»»
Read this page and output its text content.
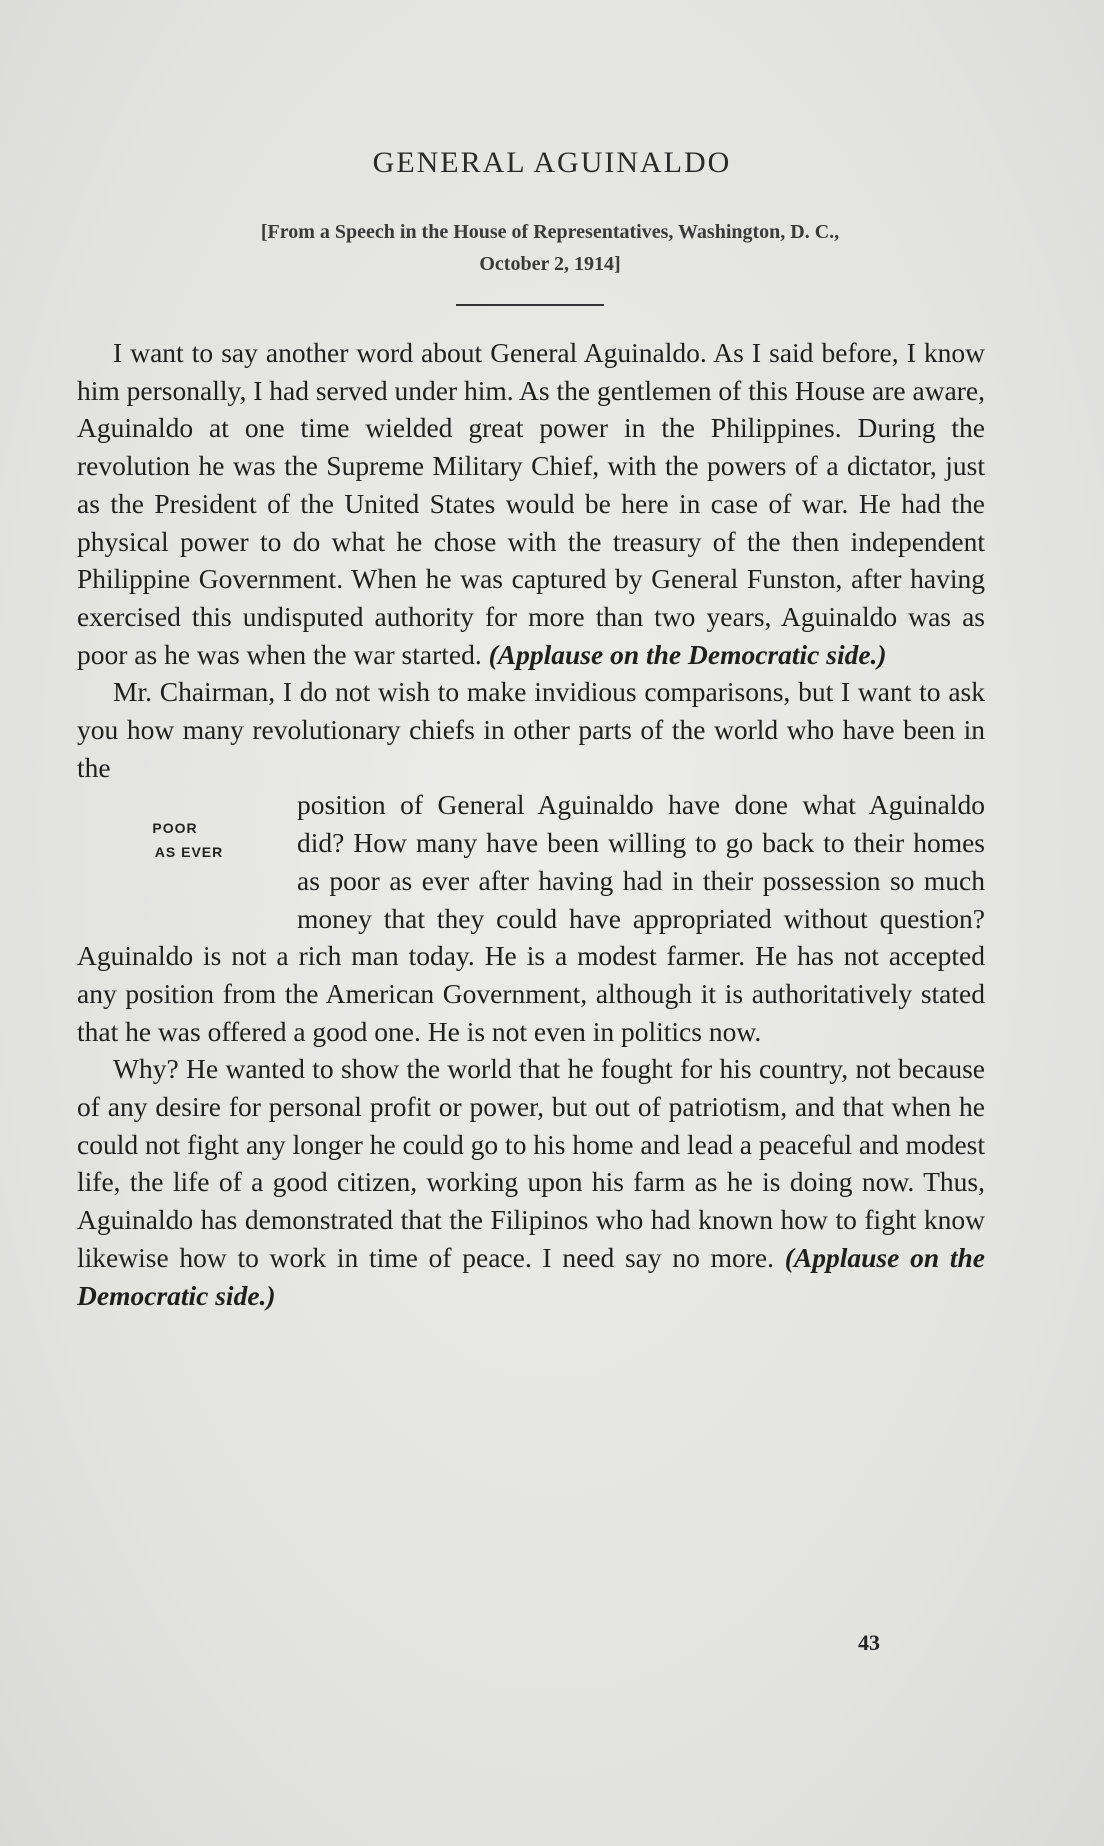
GENERAL AGUINALDO
[From a Speech in the House of Representatives, Washington, D. C.,
October 2, 1914]

I want to say another word about General Aguinaldo. As I said before, I know him personally, I had served under him. As the gentlemen of this House are aware, Aguinaldo at one time wielded great power in the Philippines. During the revolution he was the Supreme Military Chief, with the powers of a dictator, just as the President of the United States would be here in case of war. He had the physical power to do what he chose with the treasury of the then independent Philippine Government. When he was captured by General Funston, after having exercised this undisputed authority for more than two years, Aguinaldo was as poor as he was when the war started. (Applause on the Democratic side.)

Mr. Chairman, I do not wish to make invidious comparisons, but I want to ask you how many revolutionary chiefs in other parts of the world who have been in the

POOR
AS EVER
position of General Aguinaldo have done what Aguinaldo did? How many have been willing to go back to their homes as poor as ever after having had in their possession so much money that they could have appropriated without question? Aguinaldo is not a rich man today. He is a modest farmer. He has not accepted any position from the American Government, although it is authoritatively stated that he was offered a good one. He is not even in politics now.

Why? He wanted to show the world that he fought for his country, not because of any desire for personal profit or power, but out of patriotism, and that when he could not fight any longer he could go to his home and lead a peaceful and modest life, the life of a good citizen, working upon his farm as he is doing now. Thus, Aguinaldo has demonstrated that the Filipinos who had known how to fight know likewise how to work in time of peace. I need say no more. (Applause on the Democratic side.)

43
««
* [WHAT THE EXERCISE ASKS]: Give only the number of lines in the preceding material that contain the string "this".

* [EXERCISE RESULT]: 2